Every entry must be echoed exactly.

[START Exercise inputs]

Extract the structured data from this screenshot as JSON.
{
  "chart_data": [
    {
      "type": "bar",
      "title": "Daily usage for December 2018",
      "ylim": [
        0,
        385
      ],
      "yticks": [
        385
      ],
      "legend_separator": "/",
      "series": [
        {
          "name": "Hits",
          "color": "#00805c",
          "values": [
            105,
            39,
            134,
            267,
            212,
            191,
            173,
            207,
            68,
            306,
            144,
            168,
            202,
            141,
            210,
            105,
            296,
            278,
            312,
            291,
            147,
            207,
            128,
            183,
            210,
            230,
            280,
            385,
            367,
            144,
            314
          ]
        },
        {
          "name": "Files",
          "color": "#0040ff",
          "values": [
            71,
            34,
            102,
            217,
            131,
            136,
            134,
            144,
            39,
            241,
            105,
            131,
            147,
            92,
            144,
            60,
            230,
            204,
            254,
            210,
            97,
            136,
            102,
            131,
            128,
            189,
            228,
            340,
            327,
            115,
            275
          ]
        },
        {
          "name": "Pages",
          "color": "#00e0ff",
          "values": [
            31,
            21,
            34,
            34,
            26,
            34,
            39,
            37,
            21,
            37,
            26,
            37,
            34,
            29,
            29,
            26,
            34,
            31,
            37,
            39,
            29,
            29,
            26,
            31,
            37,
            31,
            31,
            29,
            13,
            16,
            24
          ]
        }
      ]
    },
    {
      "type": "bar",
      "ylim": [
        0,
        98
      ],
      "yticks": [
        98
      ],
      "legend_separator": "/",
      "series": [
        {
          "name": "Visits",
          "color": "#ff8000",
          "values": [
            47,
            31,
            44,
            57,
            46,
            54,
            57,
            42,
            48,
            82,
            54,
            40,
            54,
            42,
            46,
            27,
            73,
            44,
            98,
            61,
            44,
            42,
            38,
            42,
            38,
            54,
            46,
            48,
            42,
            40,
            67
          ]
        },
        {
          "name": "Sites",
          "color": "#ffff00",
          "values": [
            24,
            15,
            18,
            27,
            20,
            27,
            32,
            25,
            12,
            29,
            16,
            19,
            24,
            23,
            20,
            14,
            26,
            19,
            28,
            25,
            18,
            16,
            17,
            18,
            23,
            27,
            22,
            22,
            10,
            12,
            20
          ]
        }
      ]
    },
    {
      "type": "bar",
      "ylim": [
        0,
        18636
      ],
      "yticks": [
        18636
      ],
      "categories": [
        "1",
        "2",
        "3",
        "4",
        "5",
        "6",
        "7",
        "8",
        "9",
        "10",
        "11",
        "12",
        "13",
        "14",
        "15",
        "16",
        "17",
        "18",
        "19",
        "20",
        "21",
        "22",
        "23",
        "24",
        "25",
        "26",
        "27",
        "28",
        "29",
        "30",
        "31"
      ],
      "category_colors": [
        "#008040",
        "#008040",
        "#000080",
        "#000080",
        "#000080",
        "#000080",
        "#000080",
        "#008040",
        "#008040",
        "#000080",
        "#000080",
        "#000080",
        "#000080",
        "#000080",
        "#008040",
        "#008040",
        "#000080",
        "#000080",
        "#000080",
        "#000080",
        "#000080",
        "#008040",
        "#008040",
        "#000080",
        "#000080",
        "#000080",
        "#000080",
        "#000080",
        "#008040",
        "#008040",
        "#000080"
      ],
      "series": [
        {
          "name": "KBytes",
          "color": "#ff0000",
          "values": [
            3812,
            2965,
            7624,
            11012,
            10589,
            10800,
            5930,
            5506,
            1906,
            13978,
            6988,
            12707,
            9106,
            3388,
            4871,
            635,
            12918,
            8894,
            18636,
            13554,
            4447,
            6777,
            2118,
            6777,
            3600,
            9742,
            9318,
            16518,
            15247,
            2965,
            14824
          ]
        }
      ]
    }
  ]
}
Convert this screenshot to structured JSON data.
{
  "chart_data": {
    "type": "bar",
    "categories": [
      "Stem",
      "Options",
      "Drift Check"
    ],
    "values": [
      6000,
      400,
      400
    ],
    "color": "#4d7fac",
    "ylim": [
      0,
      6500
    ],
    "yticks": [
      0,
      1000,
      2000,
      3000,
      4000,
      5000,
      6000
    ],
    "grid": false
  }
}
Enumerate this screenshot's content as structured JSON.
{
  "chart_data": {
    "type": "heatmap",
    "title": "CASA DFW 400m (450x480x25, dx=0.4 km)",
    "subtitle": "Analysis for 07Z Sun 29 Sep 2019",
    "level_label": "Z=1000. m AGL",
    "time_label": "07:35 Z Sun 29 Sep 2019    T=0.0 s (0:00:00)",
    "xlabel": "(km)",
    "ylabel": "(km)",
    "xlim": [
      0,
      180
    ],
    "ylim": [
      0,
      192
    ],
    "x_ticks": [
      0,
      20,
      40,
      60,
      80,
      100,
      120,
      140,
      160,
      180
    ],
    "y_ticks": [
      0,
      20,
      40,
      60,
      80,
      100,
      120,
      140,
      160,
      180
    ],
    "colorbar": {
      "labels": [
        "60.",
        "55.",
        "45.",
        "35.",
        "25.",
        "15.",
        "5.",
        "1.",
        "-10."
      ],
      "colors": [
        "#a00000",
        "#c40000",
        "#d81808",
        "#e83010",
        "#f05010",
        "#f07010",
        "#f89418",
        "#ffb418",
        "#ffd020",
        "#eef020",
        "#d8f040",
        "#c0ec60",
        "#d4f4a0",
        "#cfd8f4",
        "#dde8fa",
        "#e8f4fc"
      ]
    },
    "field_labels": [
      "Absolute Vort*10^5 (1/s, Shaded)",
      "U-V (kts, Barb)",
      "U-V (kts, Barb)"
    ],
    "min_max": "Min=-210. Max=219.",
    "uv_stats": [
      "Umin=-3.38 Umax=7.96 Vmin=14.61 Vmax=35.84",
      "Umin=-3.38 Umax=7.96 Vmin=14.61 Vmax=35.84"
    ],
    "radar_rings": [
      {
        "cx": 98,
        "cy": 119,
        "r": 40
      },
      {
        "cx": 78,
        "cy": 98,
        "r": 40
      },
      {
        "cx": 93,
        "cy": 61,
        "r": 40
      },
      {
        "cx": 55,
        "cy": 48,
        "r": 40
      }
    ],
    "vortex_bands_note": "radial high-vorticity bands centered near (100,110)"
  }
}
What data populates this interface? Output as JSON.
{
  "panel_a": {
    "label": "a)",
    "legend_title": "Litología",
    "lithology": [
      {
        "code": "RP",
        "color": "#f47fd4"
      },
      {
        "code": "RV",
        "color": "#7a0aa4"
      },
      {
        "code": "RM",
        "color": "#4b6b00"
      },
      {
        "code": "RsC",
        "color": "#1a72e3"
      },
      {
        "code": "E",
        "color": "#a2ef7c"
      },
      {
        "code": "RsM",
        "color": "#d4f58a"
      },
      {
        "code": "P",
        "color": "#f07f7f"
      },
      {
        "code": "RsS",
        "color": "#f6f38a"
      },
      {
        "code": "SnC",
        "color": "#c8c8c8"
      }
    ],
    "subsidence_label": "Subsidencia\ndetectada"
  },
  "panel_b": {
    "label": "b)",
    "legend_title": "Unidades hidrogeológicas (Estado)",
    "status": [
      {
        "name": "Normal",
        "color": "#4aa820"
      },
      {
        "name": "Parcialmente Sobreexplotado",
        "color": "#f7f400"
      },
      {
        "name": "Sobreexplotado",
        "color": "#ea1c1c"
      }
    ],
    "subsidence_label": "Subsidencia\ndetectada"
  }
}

[END Exercise inputs]

§ **Result for this task**
Extract the structured data from this screenshot as JSON.
{
  "chart_data": [
    {
      "type": "bar",
      "title": "Daily usage for December 2018",
      "ylim": [
        0,
        385
      ],
      "yticks": [
        385
      ],
      "legend_separator": "/",
      "series": [
        {
          "name": "Hits",
          "color": "#00805c",
          "values": [
            105,
            39,
            134,
            267,
            212,
            191,
            173,
            207,
            68,
            306,
            144,
            168,
            202,
            141,
            210,
            105,
            296,
            278,
            312,
            291,
            147,
            207,
            128,
            183,
            210,
            230,
            280,
            385,
            367,
            144,
            314
          ]
        },
        {
          "name": "Files",
          "color": "#0040ff",
          "values": [
            71,
            34,
            102,
            217,
            131,
            136,
            134,
            144,
            39,
            241,
            105,
            131,
            147,
            92,
            144,
            60,
            230,
            204,
            254,
            210,
            97,
            136,
            102,
            131,
            128,
            189,
            228,
            340,
            327,
            115,
            275
          ]
        },
        {
          "name": "Pages",
          "color": "#00e0ff",
          "values": [
            31,
            21,
            34,
            34,
            26,
            34,
            39,
            37,
            21,
            37,
            26,
            37,
            34,
            29,
            29,
            26,
            34,
            31,
            37,
            39,
            29,
            29,
            26,
            31,
            37,
            31,
            31,
            29,
            13,
            16,
            24
          ]
        }
      ]
    },
    {
      "type": "bar",
      "ylim": [
        0,
        98
      ],
      "yticks": [
        98
      ],
      "legend_separator": "/",
      "series": [
        {
          "name": "Visits",
          "color": "#ff8000",
          "values": [
            47,
            31,
            44,
            57,
            46,
            54,
            57,
            42,
            48,
            82,
            54,
            40,
            54,
            42,
            46,
            27,
            73,
            44,
            98,
            61,
            44,
            42,
            38,
            42,
            38,
            54,
            46,
            48,
            42,
            40,
            67
          ]
        },
        {
          "name": "Sites",
          "color": "#ffff00",
          "values": [
            24,
            15,
            18,
            27,
            20,
            27,
            32,
            25,
            12,
            29,
            16,
            19,
            24,
            23,
            20,
            14,
            26,
            19,
            28,
            25,
            18,
            16,
            17,
            18,
            23,
            27,
            22,
            22,
            10,
            12,
            20
          ]
        }
      ]
    },
    {
      "type": "bar",
      "ylim": [
        0,
        18636
      ],
      "yticks": [
        18636
      ],
      "categories": [
        "1",
        "2",
        "3",
        "4",
        "5",
        "6",
        "7",
        "8",
        "9",
        "10",
        "11",
        "12",
        "13",
        "14",
        "15",
        "16",
        "17",
        "18",
        "19",
        "20",
        "21",
        "22",
        "23",
        "24",
        "25",
        "26",
        "27",
        "28",
        "29",
        "30",
        "31"
      ],
      "category_colors": [
        "#008040",
        "#008040",
        "#000080",
        "#000080",
        "#000080",
        "#000080",
        "#000080",
        "#008040",
        "#008040",
        "#000080",
        "#000080",
        "#000080",
        "#000080",
        "#000080",
        "#008040",
        "#008040",
        "#000080",
        "#000080",
        "#000080",
        "#000080",
        "#000080",
        "#008040",
        "#008040",
        "#000080",
        "#000080",
        "#000080",
        "#000080",
        "#000080",
        "#008040",
        "#008040",
        "#000080"
      ],
      "series": [
        {
          "name": "KBytes",
          "color": "#ff0000",
          "values": [
            3812,
            2965,
            7624,
            11012,
            10589,
            10800,
            5930,
            5506,
            1906,
            13978,
            6988,
            12707,
            9106,
            3388,
            4871,
            635,
            12918,
            8894,
            18636,
            13554,
            4447,
            6777,
            2118,
            6777,
            3600,
            9742,
            9318,
            16518,
            15247,
            2965,
            14824
          ]
        }
      ]
    }
  ]
}
Convert this screenshot to structured JSON data.
{
  "chart_data": {
    "type": "bar",
    "categories": [
      "Stem",
      "Options",
      "Drift Check"
    ],
    "values": [
      6000,
      400,
      400
    ],
    "color": "#4d7fac",
    "ylim": [
      0,
      6500
    ],
    "yticks": [
      0,
      1000,
      2000,
      3000,
      4000,
      5000,
      6000
    ],
    "grid": false
  }
}
Enumerate this screenshot's content as structured JSON.
{
  "chart_data": {
    "type": "heatmap",
    "title": "CASA DFW 400m (450x480x25, dx=0.4 km)",
    "subtitle": "Analysis for 07Z Sun 29 Sep 2019",
    "level_label": "Z=1000. m AGL",
    "time_label": "07:35 Z Sun 29 Sep 2019    T=0.0 s (0:00:00)",
    "xlabel": "(km)",
    "ylabel": "(km)",
    "xlim": [
      0,
      180
    ],
    "ylim": [
      0,
      192
    ],
    "x_ticks": [
      0,
      20,
      40,
      60,
      80,
      100,
      120,
      140,
      160,
      180
    ],
    "y_ticks": [
      0,
      20,
      40,
      60,
      80,
      100,
      120,
      140,
      160,
      180
    ],
    "colorbar": {
      "labels": [
        "60.",
        "55.",
        "45.",
        "35.",
        "25.",
        "15.",
        "5.",
        "1.",
        "-10."
      ],
      "colors": [
        "#a00000",
        "#c40000",
        "#d81808",
        "#e83010",
        "#f05010",
        "#f07010",
        "#f89418",
        "#ffb418",
        "#ffd020",
        "#eef020",
        "#d8f040",
        "#c0ec60",
        "#d4f4a0",
        "#cfd8f4",
        "#dde8fa",
        "#e8f4fc"
      ]
    },
    "field_labels": [
      "Absolute Vort*10^5 (1/s, Shaded)",
      "U-V (kts, Barb)",
      "U-V (kts, Barb)"
    ],
    "min_max": "Min=-210. Max=219.",
    "uv_stats": [
      "Umin=-3.38 Umax=7.96 Vmin=14.61 Vmax=35.84",
      "Umin=-3.38 Umax=7.96 Vmin=14.61 Vmax=35.84"
    ],
    "radar_rings": [
      {
        "cx": 98,
        "cy": 119,
        "r": 40
      },
      {
        "cx": 78,
        "cy": 98,
        "r": 40
      },
      {
        "cx": 93,
        "cy": 61,
        "r": 40
      },
      {
        "cx": 55,
        "cy": 48,
        "r": 40
      }
    ],
    "vortex_bands_note": "radial high-vorticity bands centered near (100,110)"
  }
}
What data populates this interface? Output as JSON.
{
  "panel_a": {
    "label": "a)",
    "legend_title": "Litología",
    "lithology": [
      {
        "code": "RP",
        "color": "#f47fd4"
      },
      {
        "code": "RV",
        "color": "#7a0aa4"
      },
      {
        "code": "RM",
        "color": "#4b6b00"
      },
      {
        "code": "RsC",
        "color": "#1a72e3"
      },
      {
        "code": "E",
        "color": "#a2ef7c"
      },
      {
        "code": "RsM",
        "color": "#d4f58a"
      },
      {
        "code": "P",
        "color": "#f07f7f"
      },
      {
        "code": "RsS",
        "color": "#f6f38a"
      },
      {
        "code": "SnC",
        "color": "#c8c8c8"
      }
    ],
    "subsidence_label": "Subsidencia\ndetectada"
  },
  "panel_b": {
    "label": "b)",
    "legend_title": "Unidades hidrogeológicas (Estado)",
    "status": [
      {
        "name": "Normal",
        "color": "#4aa820"
      },
      {
        "name": "Parcialmente Sobreexplotado",
        "color": "#f7f400"
      },
      {
        "name": "Sobreexplotado",
        "color": "#ea1c1c"
      }
    ],
    "subsidence_label": "Subsidencia\ndetectada"
  }
}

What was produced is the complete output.